## Material for this task
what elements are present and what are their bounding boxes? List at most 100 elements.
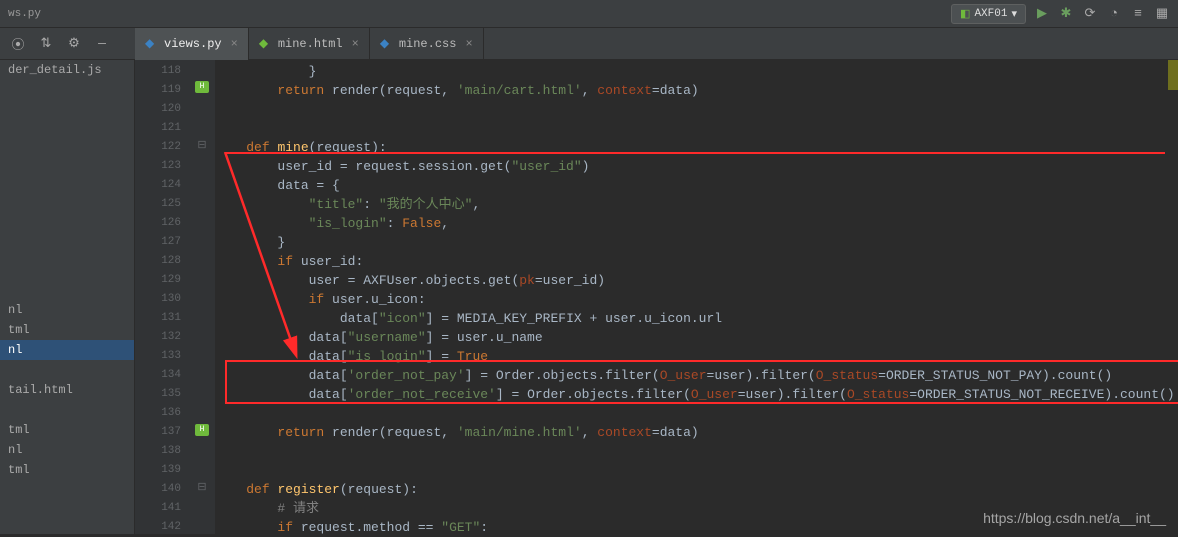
chevron-down-icon: ▾ <box>1011 7 1017 21</box>
code-line[interactable]: data["username"] = user.u_name <box>215 328 1178 347</box>
sidebar-file-item[interactable]: nl <box>0 440 134 460</box>
line-number: 142 <box>135 518 195 537</box>
line-number: 140 <box>135 480 195 499</box>
line-number: 139 <box>135 461 195 480</box>
sidebar-file-item[interactable] <box>0 240 134 260</box>
tab-label: mine.html <box>278 37 343 51</box>
editor-tab[interactable]: ◆ mine.html × <box>249 28 370 60</box>
file-type-icon: ◆ <box>380 37 394 51</box>
editor-area[interactable]: 1181191201211221231241251261271281291301… <box>135 60 1178 534</box>
project-sidebar[interactable]: der_detail.js nltmlnl tail.html tmlnltml <box>0 60 135 534</box>
target-icon[interactable]: ⦿ <box>10 36 26 52</box>
fold-icon[interactable]: ⊟ <box>195 480 209 494</box>
fold-icon[interactable]: ⊟ <box>195 138 209 152</box>
code-line[interactable] <box>215 442 1178 461</box>
line-number: 132 <box>135 328 195 347</box>
profile-icon[interactable]: ◔ <box>1106 6 1122 22</box>
tab-label: views.py <box>164 37 222 51</box>
tabs-row: ⦿ ⇅ ⚙ — ◆views.py×◆mine.html×◆mine.css× <box>0 28 1178 60</box>
code-line[interactable]: data['order_not_receive'] = Order.object… <box>215 385 1178 404</box>
close-icon[interactable]: × <box>465 37 472 51</box>
code-line[interactable]: def register(request): <box>215 480 1178 499</box>
coverage-icon[interactable]: ⟳ <box>1082 6 1098 22</box>
line-number: 135 <box>135 385 195 404</box>
line-number: 122 <box>135 138 195 157</box>
editor-tab[interactable]: ◆views.py× <box>135 28 249 60</box>
sidebar-file-item[interactable] <box>0 100 134 120</box>
code-line[interactable] <box>215 100 1178 119</box>
code-line[interactable]: data["icon"] = MEDIA_KEY_PREFIX + user.u… <box>215 309 1178 328</box>
line-number: 138 <box>135 442 195 461</box>
file-type-icon: ◆ <box>259 37 273 51</box>
debug-icon[interactable]: ✱ <box>1058 6 1074 22</box>
run-icon[interactable]: ▶ <box>1034 6 1050 22</box>
sidebar-file-item[interactable]: tml <box>0 320 134 340</box>
sidebar-file-item[interactable] <box>0 220 134 240</box>
sidebar-file-item[interactable]: tml <box>0 420 134 440</box>
sidebar-file-item[interactable] <box>0 200 134 220</box>
line-number: 120 <box>135 100 195 119</box>
line-number: 124 <box>135 176 195 195</box>
line-number: 137 <box>135 423 195 442</box>
editor-tabs: ◆views.py×◆mine.html×◆mine.css× <box>135 28 484 60</box>
left-tool-icons: ⦿ ⇅ ⚙ — <box>0 36 135 52</box>
code-line[interactable] <box>215 119 1178 138</box>
tab-label: mine.css <box>399 37 457 51</box>
stack-icon[interactable]: ≡ <box>1130 6 1146 22</box>
sidebar-file-item[interactable] <box>0 280 134 300</box>
code-line[interactable]: } <box>215 233 1178 252</box>
line-number: 121 <box>135 119 195 138</box>
code-line[interactable]: if user_id: <box>215 252 1178 271</box>
code-line[interactable]: } <box>215 62 1178 81</box>
code-line[interactable]: data['order_not_pay'] = Order.objects.fi… <box>215 366 1178 385</box>
config-label: AXF01 <box>974 8 1007 20</box>
line-number: 131 <box>135 309 195 328</box>
html-marker-icon: H <box>195 424 209 436</box>
code-line[interactable]: user = AXFUser.objects.get(pk=user_id) <box>215 271 1178 290</box>
sidebar-file-item[interactable]: tml <box>0 460 134 480</box>
sidebar-file-item[interactable]: nl <box>0 340 134 360</box>
code-line[interactable]: if user.u_icon: <box>215 290 1178 309</box>
line-number: 128 <box>135 252 195 271</box>
sort-icon[interactable]: ⇅ <box>38 36 54 52</box>
sidebar-file-item[interactable] <box>0 400 134 420</box>
sidebar-file-item[interactable] <box>0 80 134 100</box>
code-line[interactable] <box>215 404 1178 423</box>
code-line[interactable]: "title": "我的个人中心", <box>215 195 1178 214</box>
line-number: 126 <box>135 214 195 233</box>
minimap-marker <box>1168 60 1178 90</box>
code-line[interactable]: def mine(request): <box>215 138 1178 157</box>
line-number: 123 <box>135 157 195 176</box>
breadcrumb-path: ws.py <box>8 8 41 20</box>
gear-icon[interactable]: ⚙ <box>66 36 82 52</box>
collapse-icon[interactable]: — <box>94 36 110 52</box>
fold-gutter: H H ⊟ ⊟ <box>195 60 215 534</box>
code-line[interactable]: return render(request, 'main/mine.html',… <box>215 423 1178 442</box>
line-number: 130 <box>135 290 195 309</box>
line-number-gutter: 1181191201211221231241251261271281291301… <box>135 60 195 534</box>
line-number: 119 <box>135 81 195 100</box>
search-icon[interactable]: ▦ <box>1154 6 1170 22</box>
toolbar-right: ◧ AXF01 ▾ ▶ ✱ ⟳ ◔ ≡ ▦ <box>951 4 1170 24</box>
sidebar-file-item[interactable] <box>0 360 134 380</box>
code-line[interactable]: return render(request, 'main/cart.html',… <box>215 81 1178 100</box>
run-config-selector[interactable]: ◧ AXF01 ▾ <box>951 4 1026 24</box>
close-icon[interactable]: × <box>231 37 238 51</box>
code-line[interactable]: data = { <box>215 176 1178 195</box>
sidebar-file-item[interactable]: der_detail.js <box>0 60 134 80</box>
code-line[interactable] <box>215 461 1178 480</box>
sidebar-file-item[interactable] <box>0 140 134 160</box>
code-content[interactable]: } return render(request, 'main/cart.html… <box>215 60 1178 534</box>
code-line[interactable]: data["is_login"] = True <box>215 347 1178 366</box>
line-number: 141 <box>135 499 195 518</box>
close-icon[interactable]: × <box>352 37 359 51</box>
sidebar-file-item[interactable]: tail.html <box>0 380 134 400</box>
editor-tab[interactable]: ◆ mine.css × <box>370 28 484 60</box>
sidebar-file-item[interactable] <box>0 260 134 280</box>
code-line[interactable]: user_id = request.session.get("user_id") <box>215 157 1178 176</box>
sidebar-file-item[interactable] <box>0 180 134 200</box>
sidebar-file-item[interactable] <box>0 160 134 180</box>
sidebar-file-item[interactable]: nl <box>0 300 134 320</box>
sidebar-file-item[interactable] <box>0 120 134 140</box>
code-line[interactable]: "is_login": False, <box>215 214 1178 233</box>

## What you will do
Could you copy out the entries above again, swapping each "code-line" for "source-line" and changing nothing else? Leave the pictures out.

## The output
what elements are present and what are their bounding boxes? List at most 100 elements.
chevron-down-icon: ▾ <box>1011 7 1017 21</box>
source-line[interactable]: data["username"] = user.u_name <box>215 328 1178 347</box>
sidebar-file-item[interactable]: nl <box>0 440 134 460</box>
line-number: 142 <box>135 518 195 537</box>
line-number: 140 <box>135 480 195 499</box>
line-number: 139 <box>135 461 195 480</box>
sidebar-file-item[interactable] <box>0 240 134 260</box>
tab-label: mine.html <box>278 37 343 51</box>
editor-tab[interactable]: ◆ mine.html × <box>249 28 370 60</box>
file-type-icon: ◆ <box>380 37 394 51</box>
editor-area[interactable]: 1181191201211221231241251261271281291301… <box>135 60 1178 534</box>
project-sidebar[interactable]: der_detail.js nltmlnl tail.html tmlnltml <box>0 60 135 534</box>
target-icon[interactable]: ⦿ <box>10 36 26 52</box>
fold-icon[interactable]: ⊟ <box>195 480 209 494</box>
fold-icon[interactable]: ⊟ <box>195 138 209 152</box>
source-line[interactable] <box>215 442 1178 461</box>
line-number: 132 <box>135 328 195 347</box>
profile-icon[interactable]: ◔ <box>1106 6 1122 22</box>
tab-label: views.py <box>164 37 222 51</box>
tabs-row: ⦿ ⇅ ⚙ — ◆views.py×◆mine.html×◆mine.css× <box>0 28 1178 60</box>
source-line[interactable]: data['order_not_receive'] = Order.object… <box>215 385 1178 404</box>
close-icon[interactable]: × <box>465 37 472 51</box>
source-line[interactable]: def register(request): <box>215 480 1178 499</box>
coverage-icon[interactable]: ⟳ <box>1082 6 1098 22</box>
line-number: 135 <box>135 385 195 404</box>
line-number: 122 <box>135 138 195 157</box>
editor-tab[interactable]: ◆views.py× <box>135 28 249 60</box>
sidebar-file-item[interactable] <box>0 100 134 120</box>
source-line[interactable] <box>215 100 1178 119</box>
source-line[interactable]: data["icon"] = MEDIA_KEY_PREFIX + user.u… <box>215 309 1178 328</box>
line-number: 138 <box>135 442 195 461</box>
file-type-icon: ◆ <box>259 37 273 51</box>
debug-icon[interactable]: ✱ <box>1058 6 1074 22</box>
run-icon[interactable]: ▶ <box>1034 6 1050 22</box>
sidebar-file-item[interactable]: tml <box>0 320 134 340</box>
sidebar-file-item[interactable] <box>0 220 134 240</box>
sidebar-file-item[interactable]: tml <box>0 420 134 440</box>
sidebar-file-item[interactable] <box>0 200 134 220</box>
line-number: 120 <box>135 100 195 119</box>
line-number: 124 <box>135 176 195 195</box>
line-number: 137 <box>135 423 195 442</box>
editor-tabs: ◆views.py×◆mine.html×◆mine.css× <box>135 28 484 60</box>
left-tool-icons: ⦿ ⇅ ⚙ — <box>0 36 135 52</box>
source-line[interactable] <box>215 119 1178 138</box>
tab-label: mine.css <box>399 37 457 51</box>
stack-icon[interactable]: ≡ <box>1130 6 1146 22</box>
sidebar-file-item[interactable] <box>0 280 134 300</box>
source-line[interactable]: } <box>215 233 1178 252</box>
line-number: 121 <box>135 119 195 138</box>
source-line[interactable]: if user_id: <box>215 252 1178 271</box>
source-line[interactable]: } <box>215 62 1178 81</box>
source-line[interactable]: data['order_not_pay'] = Order.objects.fi… <box>215 366 1178 385</box>
config-label: AXF01 <box>974 8 1007 20</box>
line-number: 131 <box>135 309 195 328</box>
html-marker-icon: H <box>195 424 209 436</box>
source-line[interactable]: user = AXFUser.objects.get(pk=user_id) <box>215 271 1178 290</box>
sidebar-file-item[interactable]: tml <box>0 460 134 480</box>
sidebar-file-item[interactable]: nl <box>0 340 134 360</box>
source-line[interactable]: if user.u_icon: <box>215 290 1178 309</box>
line-number: 128 <box>135 252 195 271</box>
sort-icon[interactable]: ⇅ <box>38 36 54 52</box>
sidebar-file-item[interactable] <box>0 400 134 420</box>
sidebar-file-item[interactable] <box>0 80 134 100</box>
source-line[interactable] <box>215 404 1178 423</box>
source-line[interactable]: "title": "我的个人中心", <box>215 195 1178 214</box>
line-number: 126 <box>135 214 195 233</box>
minimap-marker <box>1168 60 1178 90</box>
source-line[interactable]: def mine(request): <box>215 138 1178 157</box>
line-number: 123 <box>135 157 195 176</box>
breadcrumb-path: ws.py <box>8 8 41 20</box>
gear-icon[interactable]: ⚙ <box>66 36 82 52</box>
collapse-icon[interactable]: — <box>94 36 110 52</box>
fold-gutter: H H ⊟ ⊟ <box>195 60 215 534</box>
source-line[interactable]: return render(request, 'main/mine.html',… <box>215 423 1178 442</box>
line-number: 130 <box>135 290 195 309</box>
line-number-gutter: 1181191201211221231241251261271281291301… <box>135 60 195 534</box>
line-number: 119 <box>135 81 195 100</box>
search-icon[interactable]: ▦ <box>1154 6 1170 22</box>
toolbar-right: ◧ AXF01 ▾ ▶ ✱ ⟳ ◔ ≡ ▦ <box>951 4 1170 24</box>
sidebar-file-item[interactable] <box>0 360 134 380</box>
source-line[interactable]: return render(request, 'main/cart.html',… <box>215 81 1178 100</box>
run-config-selector[interactable]: ◧ AXF01 ▾ <box>951 4 1026 24</box>
close-icon[interactable]: × <box>231 37 238 51</box>
source-line[interactable]: data = { <box>215 176 1178 195</box>
sidebar-file-item[interactable]: der_detail.js <box>0 60 134 80</box>
source-line[interactable] <box>215 461 1178 480</box>
sidebar-file-item[interactable] <box>0 140 134 160</box>
code-content[interactable]: } return render(request, 'main/cart.html… <box>215 60 1178 534</box>
source-line[interactable]: data["is_login"] = True <box>215 347 1178 366</box>
line-number: 141 <box>135 499 195 518</box>
close-icon[interactable]: × <box>352 37 359 51</box>
sidebar-file-item[interactable]: tail.html <box>0 380 134 400</box>
editor-tab[interactable]: ◆ mine.css × <box>370 28 484 60</box>
sidebar-file-item[interactable] <box>0 260 134 280</box>
source-line[interactable]: user_id = request.session.get("user_id") <box>215 157 1178 176</box>
sidebar-file-item[interactable] <box>0 180 134 200</box>
sidebar-file-item[interactable] <box>0 160 134 180</box>
sidebar-file-item[interactable]: nl <box>0 300 134 320</box>
sidebar-file-item[interactable] <box>0 120 134 140</box>
source-line[interactable]: "is_login": False, <box>215 214 1178 233</box>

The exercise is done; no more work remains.